**Problem description**
In the records below, tally every line containing "this". Report only the total.

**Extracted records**
╔══

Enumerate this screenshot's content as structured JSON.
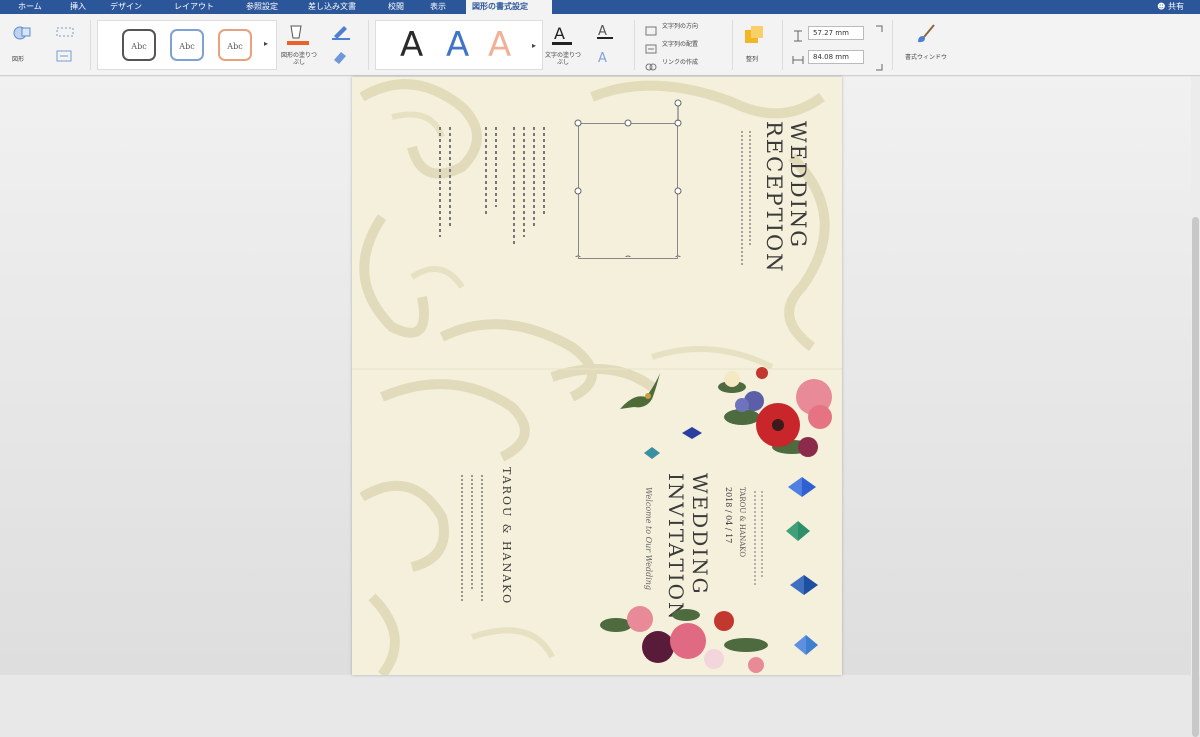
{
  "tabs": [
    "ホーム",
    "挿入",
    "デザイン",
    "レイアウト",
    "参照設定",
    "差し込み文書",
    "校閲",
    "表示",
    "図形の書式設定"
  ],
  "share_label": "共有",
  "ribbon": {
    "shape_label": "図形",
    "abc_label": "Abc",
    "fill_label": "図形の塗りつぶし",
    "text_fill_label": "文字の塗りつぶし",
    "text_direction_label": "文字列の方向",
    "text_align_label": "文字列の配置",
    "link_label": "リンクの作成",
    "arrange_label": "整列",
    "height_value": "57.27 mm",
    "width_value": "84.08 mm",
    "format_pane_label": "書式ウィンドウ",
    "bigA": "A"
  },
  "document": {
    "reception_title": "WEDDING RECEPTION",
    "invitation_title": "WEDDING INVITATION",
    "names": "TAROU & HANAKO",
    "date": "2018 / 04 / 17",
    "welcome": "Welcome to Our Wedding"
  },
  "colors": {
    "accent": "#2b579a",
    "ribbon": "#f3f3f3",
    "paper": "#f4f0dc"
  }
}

╚══
╔══

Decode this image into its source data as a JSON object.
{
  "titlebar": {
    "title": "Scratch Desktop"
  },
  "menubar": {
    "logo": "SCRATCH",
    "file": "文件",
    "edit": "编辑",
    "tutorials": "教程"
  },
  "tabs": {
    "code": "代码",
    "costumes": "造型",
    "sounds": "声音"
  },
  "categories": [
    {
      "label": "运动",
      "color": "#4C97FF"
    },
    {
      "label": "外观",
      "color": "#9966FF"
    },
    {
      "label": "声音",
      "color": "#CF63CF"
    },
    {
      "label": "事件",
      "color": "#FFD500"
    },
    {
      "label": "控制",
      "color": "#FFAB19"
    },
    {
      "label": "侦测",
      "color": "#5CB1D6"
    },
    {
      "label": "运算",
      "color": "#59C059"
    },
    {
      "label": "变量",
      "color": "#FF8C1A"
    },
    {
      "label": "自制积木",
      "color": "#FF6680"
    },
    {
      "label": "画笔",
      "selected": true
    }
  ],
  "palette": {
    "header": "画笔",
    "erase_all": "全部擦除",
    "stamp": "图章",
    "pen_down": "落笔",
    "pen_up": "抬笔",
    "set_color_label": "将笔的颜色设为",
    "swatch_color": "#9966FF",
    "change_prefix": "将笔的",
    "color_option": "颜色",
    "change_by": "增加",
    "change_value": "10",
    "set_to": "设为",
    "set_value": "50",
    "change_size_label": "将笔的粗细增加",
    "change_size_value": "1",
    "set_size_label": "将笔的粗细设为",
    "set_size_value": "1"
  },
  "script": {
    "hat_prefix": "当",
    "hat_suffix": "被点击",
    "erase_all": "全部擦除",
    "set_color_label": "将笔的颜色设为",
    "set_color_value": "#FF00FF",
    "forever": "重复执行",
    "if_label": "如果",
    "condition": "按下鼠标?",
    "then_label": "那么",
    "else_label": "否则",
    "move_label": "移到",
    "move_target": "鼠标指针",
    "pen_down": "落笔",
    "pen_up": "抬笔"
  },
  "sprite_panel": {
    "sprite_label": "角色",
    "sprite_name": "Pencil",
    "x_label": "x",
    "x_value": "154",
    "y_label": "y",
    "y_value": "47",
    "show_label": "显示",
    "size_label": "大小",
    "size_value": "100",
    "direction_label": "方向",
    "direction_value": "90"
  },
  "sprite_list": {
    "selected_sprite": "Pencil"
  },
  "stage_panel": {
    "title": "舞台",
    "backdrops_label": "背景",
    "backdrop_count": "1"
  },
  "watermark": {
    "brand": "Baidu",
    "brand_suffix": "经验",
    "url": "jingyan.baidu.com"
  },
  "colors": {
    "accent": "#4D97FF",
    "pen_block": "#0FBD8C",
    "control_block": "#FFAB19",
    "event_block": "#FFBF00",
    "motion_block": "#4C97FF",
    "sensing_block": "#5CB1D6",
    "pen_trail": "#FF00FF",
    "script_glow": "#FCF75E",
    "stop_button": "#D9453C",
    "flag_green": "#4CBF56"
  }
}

╚══

**Task response**
2